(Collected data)
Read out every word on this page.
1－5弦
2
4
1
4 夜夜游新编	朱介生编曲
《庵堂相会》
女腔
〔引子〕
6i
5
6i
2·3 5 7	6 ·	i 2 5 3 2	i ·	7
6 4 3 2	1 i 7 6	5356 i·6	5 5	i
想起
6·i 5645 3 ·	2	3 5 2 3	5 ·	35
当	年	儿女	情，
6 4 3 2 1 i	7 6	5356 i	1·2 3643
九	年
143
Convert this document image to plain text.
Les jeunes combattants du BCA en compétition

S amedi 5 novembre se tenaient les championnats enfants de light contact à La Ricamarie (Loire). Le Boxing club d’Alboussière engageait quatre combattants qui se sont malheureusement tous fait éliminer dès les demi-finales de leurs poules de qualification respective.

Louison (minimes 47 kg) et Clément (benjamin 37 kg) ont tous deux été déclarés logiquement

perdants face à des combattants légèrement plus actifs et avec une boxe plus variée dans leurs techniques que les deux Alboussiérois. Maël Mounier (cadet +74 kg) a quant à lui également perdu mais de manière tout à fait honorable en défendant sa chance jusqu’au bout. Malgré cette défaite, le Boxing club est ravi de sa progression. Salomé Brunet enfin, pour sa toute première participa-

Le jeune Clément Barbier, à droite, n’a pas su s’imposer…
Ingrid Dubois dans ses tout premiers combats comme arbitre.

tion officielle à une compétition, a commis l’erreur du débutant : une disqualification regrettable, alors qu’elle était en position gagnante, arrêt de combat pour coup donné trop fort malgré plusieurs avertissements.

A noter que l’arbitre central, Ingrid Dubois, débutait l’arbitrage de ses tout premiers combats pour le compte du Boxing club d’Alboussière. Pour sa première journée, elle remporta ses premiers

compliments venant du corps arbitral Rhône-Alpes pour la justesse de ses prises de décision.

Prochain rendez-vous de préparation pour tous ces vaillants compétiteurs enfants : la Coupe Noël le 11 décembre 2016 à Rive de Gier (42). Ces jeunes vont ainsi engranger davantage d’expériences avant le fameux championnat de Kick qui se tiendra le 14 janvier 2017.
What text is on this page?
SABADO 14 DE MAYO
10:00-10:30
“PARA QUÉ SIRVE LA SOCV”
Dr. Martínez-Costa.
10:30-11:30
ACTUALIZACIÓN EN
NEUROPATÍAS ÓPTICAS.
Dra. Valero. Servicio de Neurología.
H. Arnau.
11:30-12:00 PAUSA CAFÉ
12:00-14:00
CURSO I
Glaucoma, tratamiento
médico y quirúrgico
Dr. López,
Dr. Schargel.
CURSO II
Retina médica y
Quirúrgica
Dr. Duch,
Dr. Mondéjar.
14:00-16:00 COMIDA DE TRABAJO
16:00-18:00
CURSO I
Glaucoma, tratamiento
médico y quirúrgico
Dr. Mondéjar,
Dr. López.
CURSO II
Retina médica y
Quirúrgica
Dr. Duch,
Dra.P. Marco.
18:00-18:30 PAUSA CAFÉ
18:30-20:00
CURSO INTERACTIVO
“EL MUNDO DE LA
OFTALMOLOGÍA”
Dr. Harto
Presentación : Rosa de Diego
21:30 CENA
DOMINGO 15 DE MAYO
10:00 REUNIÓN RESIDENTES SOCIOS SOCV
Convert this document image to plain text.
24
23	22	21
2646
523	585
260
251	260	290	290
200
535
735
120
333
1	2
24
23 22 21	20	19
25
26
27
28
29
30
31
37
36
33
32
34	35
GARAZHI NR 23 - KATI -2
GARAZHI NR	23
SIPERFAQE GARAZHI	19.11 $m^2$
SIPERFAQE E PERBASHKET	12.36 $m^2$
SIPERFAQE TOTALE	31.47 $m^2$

REQUEST -
Check all the records above and select each line where the string "Dubois" is found.

WRITTEN REPLY -
Ingrid Dubois dans ses tout premiers combats comme arbitre.
A noter que l’arbitre central, Ingrid Dubois, débutait l’arbitrage de ses tout premiers combats pour le compte du Boxing club d’Alboussière. Pour sa première journée, elle remporta ses premiers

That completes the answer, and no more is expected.